--- START OF Source material ---

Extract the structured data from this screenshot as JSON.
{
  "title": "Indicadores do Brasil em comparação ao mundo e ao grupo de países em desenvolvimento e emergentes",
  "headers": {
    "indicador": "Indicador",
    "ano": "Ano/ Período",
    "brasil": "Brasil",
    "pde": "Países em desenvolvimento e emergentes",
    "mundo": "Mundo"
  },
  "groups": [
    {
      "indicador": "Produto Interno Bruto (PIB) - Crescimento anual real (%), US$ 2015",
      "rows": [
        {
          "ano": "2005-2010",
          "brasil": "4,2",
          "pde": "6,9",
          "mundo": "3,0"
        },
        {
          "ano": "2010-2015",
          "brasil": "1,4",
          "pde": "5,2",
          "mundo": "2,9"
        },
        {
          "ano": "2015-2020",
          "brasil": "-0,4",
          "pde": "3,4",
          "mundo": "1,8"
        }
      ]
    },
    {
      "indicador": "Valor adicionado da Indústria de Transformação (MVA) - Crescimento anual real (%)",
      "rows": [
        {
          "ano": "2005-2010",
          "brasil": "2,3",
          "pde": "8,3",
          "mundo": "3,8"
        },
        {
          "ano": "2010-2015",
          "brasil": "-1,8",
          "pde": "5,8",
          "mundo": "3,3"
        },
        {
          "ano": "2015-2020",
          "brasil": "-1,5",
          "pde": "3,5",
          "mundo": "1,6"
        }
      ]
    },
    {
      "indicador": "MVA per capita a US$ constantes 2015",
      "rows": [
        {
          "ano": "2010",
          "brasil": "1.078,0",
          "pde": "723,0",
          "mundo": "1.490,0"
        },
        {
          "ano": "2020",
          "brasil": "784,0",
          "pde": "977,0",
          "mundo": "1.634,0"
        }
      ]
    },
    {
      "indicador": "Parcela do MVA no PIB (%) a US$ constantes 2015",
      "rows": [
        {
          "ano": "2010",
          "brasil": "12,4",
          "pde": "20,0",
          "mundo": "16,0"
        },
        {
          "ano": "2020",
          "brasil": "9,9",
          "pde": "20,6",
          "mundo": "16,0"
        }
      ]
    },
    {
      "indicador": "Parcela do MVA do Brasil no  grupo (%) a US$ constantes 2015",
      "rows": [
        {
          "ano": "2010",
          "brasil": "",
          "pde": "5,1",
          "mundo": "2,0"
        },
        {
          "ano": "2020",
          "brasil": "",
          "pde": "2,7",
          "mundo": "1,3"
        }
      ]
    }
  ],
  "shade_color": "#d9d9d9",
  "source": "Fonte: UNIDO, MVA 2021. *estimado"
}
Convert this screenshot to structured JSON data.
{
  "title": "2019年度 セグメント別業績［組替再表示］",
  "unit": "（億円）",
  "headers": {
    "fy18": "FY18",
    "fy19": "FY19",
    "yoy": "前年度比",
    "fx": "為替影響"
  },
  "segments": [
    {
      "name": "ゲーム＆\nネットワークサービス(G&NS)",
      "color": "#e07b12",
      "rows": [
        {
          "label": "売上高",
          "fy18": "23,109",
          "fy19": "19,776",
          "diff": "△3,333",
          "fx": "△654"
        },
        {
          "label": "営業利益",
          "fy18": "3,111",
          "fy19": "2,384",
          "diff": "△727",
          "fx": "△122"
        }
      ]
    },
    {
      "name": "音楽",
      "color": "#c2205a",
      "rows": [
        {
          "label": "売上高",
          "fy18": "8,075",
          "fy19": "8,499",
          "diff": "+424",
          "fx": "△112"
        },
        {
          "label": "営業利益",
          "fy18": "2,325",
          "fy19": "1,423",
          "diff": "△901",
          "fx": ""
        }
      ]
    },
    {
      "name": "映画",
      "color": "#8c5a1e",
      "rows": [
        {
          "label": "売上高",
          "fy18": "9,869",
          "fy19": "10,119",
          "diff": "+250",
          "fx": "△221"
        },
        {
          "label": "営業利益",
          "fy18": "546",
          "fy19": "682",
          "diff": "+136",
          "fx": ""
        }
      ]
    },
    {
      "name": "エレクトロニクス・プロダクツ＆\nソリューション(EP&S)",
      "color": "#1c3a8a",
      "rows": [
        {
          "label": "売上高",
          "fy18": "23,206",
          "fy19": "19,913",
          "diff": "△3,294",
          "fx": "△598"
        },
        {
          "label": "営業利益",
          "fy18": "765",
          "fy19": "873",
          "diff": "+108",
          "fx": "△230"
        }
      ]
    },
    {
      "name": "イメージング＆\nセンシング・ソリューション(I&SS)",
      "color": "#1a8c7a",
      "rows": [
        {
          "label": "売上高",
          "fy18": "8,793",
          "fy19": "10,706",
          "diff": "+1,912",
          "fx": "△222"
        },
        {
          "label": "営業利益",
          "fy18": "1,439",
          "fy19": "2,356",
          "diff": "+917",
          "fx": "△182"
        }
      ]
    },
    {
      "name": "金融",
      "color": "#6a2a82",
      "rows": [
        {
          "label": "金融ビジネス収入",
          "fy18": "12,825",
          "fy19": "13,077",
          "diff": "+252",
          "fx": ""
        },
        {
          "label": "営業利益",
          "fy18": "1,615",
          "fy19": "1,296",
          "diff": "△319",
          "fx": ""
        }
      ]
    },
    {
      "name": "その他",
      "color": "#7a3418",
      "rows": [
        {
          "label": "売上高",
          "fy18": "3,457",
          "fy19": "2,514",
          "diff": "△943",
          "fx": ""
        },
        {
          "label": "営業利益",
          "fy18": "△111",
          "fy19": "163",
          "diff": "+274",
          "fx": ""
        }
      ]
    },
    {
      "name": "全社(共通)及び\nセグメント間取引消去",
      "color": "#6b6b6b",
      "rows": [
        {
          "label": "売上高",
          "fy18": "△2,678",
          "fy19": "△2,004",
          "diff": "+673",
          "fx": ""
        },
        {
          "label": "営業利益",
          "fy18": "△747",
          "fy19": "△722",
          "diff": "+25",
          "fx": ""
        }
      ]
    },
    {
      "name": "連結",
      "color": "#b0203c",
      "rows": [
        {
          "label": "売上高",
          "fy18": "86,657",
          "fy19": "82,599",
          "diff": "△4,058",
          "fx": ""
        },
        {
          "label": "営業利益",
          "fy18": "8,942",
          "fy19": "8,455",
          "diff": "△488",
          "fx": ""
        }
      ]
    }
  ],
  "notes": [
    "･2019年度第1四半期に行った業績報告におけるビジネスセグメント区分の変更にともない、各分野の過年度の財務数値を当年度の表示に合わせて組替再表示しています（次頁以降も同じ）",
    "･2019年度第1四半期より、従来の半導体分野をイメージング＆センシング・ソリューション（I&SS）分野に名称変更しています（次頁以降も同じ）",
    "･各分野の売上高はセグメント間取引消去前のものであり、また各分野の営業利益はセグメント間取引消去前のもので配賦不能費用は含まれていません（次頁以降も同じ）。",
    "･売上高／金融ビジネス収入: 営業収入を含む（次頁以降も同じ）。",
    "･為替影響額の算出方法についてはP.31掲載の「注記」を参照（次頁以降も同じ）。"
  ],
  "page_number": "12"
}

--- END OF Source material ---

## Task prompt
Extract each line from the listing above, please, and repeat it exactly.

## Final result
Extract the structured data from this screenshot as JSON.
{
  "title": "Indicadores do Brasil em comparação ao mundo e ao grupo de países em desenvolvimento e emergentes",
  "headers": {
    "indicador": "Indicador",
    "ano": "Ano/ Período",
    "brasil": "Brasil",
    "pde": "Países em desenvolvimento e emergentes",
    "mundo": "Mundo"
  },
  "groups": [
    {
      "indicador": "Produto Interno Bruto (PIB) - Crescimento anual real (%), US$ 2015",
      "rows": [
        {
          "ano": "2005-2010",
          "brasil": "4,2",
          "pde": "6,9",
          "mundo": "3,0"
        },
        {
          "ano": "2010-2015",
          "brasil": "1,4",
          "pde": "5,2",
          "mundo": "2,9"
        },
        {
          "ano": "2015-2020",
          "brasil": "-0,4",
          "pde": "3,4",
          "mundo": "1,8"
        }
      ]
    },
    {
      "indicador": "Valor adicionado da Indústria de Transformação (MVA) - Crescimento anual real (%)",
      "rows": [
        {
          "ano": "2005-2010",
          "brasil": "2,3",
          "pde": "8,3",
          "mundo": "3,8"
        },
        {
          "ano": "2010-2015",
          "brasil": "-1,8",
          "pde": "5,8",
          "mundo": "3,3"
        },
        {
          "ano": "2015-2020",
          "brasil": "-1,5",
          "pde": "3,5",
          "mundo": "1,6"
        }
      ]
    },
    {
      "indicador": "MVA per capita a US$ constantes 2015",
      "rows": [
        {
          "ano": "2010",
          "brasil": "1.078,0",
          "pde": "723,0",
          "mundo": "1.490,0"
        },
        {
          "ano": "2020",
          "brasil": "784,0",
          "pde": "977,0",
          "mundo": "1.634,0"
        }
      ]
    },
    {
      "indicador": "Parcela do MVA no PIB (%) a US$ constantes 2015",
      "rows": [
        {
          "ano": "2010",
          "brasil": "12,4",
          "pde": "20,0",
          "mundo": "16,0"
        },
        {
          "ano": "2020",
          "brasil": "9,9",
          "pde": "20,6",
          "mundo": "16,0"
        }
      ]
    },
    {
      "indicador": "Parcela do MVA do Brasil no  grupo (%) a US$ constantes 2015",
      "rows": [
        {
          "ano": "2010",
          "brasil": "",
          "pde": "5,1",
          "mundo": "2,0"
        },
        {
          "ano": "2020",
          "brasil": "",
          "pde": "2,7",
          "mundo": "1,3"
        }
      ]
    }
  ],
  "shade_color": "#d9d9d9",
  "source": "Fonte: UNIDO, MVA 2021. *estimado"
}
Convert this screenshot to structured JSON data.
{
  "title": "2019年度 セグメント別業績［組替再表示］",
  "unit": "（億円）",
  "headers": {
    "fy18": "FY18",
    "fy19": "FY19",
    "yoy": "前年度比",
    "fx": "為替影響"
  },
  "segments": [
    {
      "name": "ゲーム＆\nネットワークサービス(G&NS)",
      "color": "#e07b12",
      "rows": [
        {
          "label": "売上高",
          "fy18": "23,109",
          "fy19": "19,776",
          "diff": "△3,333",
          "fx": "△654"
        },
        {
          "label": "営業利益",
          "fy18": "3,111",
          "fy19": "2,384",
          "diff": "△727",
          "fx": "△122"
        }
      ]
    },
    {
      "name": "音楽",
      "color": "#c2205a",
      "rows": [
        {
          "label": "売上高",
          "fy18": "8,075",
          "fy19": "8,499",
          "diff": "+424",
          "fx": "△112"
        },
        {
          "label": "営業利益",
          "fy18": "2,325",
          "fy19": "1,423",
          "diff": "△901",
          "fx": ""
        }
      ]
    },
    {
      "name": "映画",
      "color": "#8c5a1e",
      "rows": [
        {
          "label": "売上高",
          "fy18": "9,869",
          "fy19": "10,119",
          "diff": "+250",
          "fx": "△221"
        },
        {
          "label": "営業利益",
          "fy18": "546",
          "fy19": "682",
          "diff": "+136",
          "fx": ""
        }
      ]
    },
    {
      "name": "エレクトロニクス・プロダクツ＆\nソリューション(EP&S)",
      "color": "#1c3a8a",
      "rows": [
        {
          "label": "売上高",
          "fy18": "23,206",
          "fy19": "19,913",
          "diff": "△3,294",
          "fx": "△598"
        },
        {
          "label": "営業利益",
          "fy18": "765",
          "fy19": "873",
          "diff": "+108",
          "fx": "△230"
        }
      ]
    },
    {
      "name": "イメージング＆\nセンシング・ソリューション(I&SS)",
      "color": "#1a8c7a",
      "rows": [
        {
          "label": "売上高",
          "fy18": "8,793",
          "fy19": "10,706",
          "diff": "+1,912",
          "fx": "△222"
        },
        {
          "label": "営業利益",
          "fy18": "1,439",
          "fy19": "2,356",
          "diff": "+917",
          "fx": "△182"
        }
      ]
    },
    {
      "name": "金融",
      "color": "#6a2a82",
      "rows": [
        {
          "label": "金融ビジネス収入",
          "fy18": "12,825",
          "fy19": "13,077",
          "diff": "+252",
          "fx": ""
        },
        {
          "label": "営業利益",
          "fy18": "1,615",
          "fy19": "1,296",
          "diff": "△319",
          "fx": ""
        }
      ]
    },
    {
      "name": "その他",
      "color": "#7a3418",
      "rows": [
        {
          "label": "売上高",
          "fy18": "3,457",
          "fy19": "2,514",
          "diff": "△943",
          "fx": ""
        },
        {
          "label": "営業利益",
          "fy18": "△111",
          "fy19": "163",
          "diff": "+274",
          "fx": ""
        }
      ]
    },
    {
      "name": "全社(共通)及び\nセグメント間取引消去",
      "color": "#6b6b6b",
      "rows": [
        {
          "label": "売上高",
          "fy18": "△2,678",
          "fy19": "△2,004",
          "diff": "+673",
          "fx": ""
        },
        {
          "label": "営業利益",
          "fy18": "△747",
          "fy19": "△722",
          "diff": "+25",
          "fx": ""
        }
      ]
    },
    {
      "name": "連結",
      "color": "#b0203c",
      "rows": [
        {
          "label": "売上高",
          "fy18": "86,657",
          "fy19": "82,599",
          "diff": "△4,058",
          "fx": ""
        },
        {
          "label": "営業利益",
          "fy18": "8,942",
          "fy19": "8,455",
          "diff": "△488",
          "fx": ""
        }
      ]
    }
  ],
  "notes": [
    "･2019年度第1四半期に行った業績報告におけるビジネスセグメント区分の変更にともない、各分野の過年度の財務数値を当年度の表示に合わせて組替再表示しています（次頁以降も同じ）",
    "･2019年度第1四半期より、従来の半導体分野をイメージング＆センシング・ソリューション（I&SS）分野に名称変更しています（次頁以降も同じ）",
    "･各分野の売上高はセグメント間取引消去前のものであり、また各分野の営業利益はセグメント間取引消去前のもので配賦不能費用は含まれていません（次頁以降も同じ）。",
    "･売上高／金融ビジネス収入: 営業収入を含む（次頁以降も同じ）。",
    "･為替影響額の算出方法についてはP.31掲載の「注記」を参照（次頁以降も同じ）。"
  ],
  "page_number": "12"
}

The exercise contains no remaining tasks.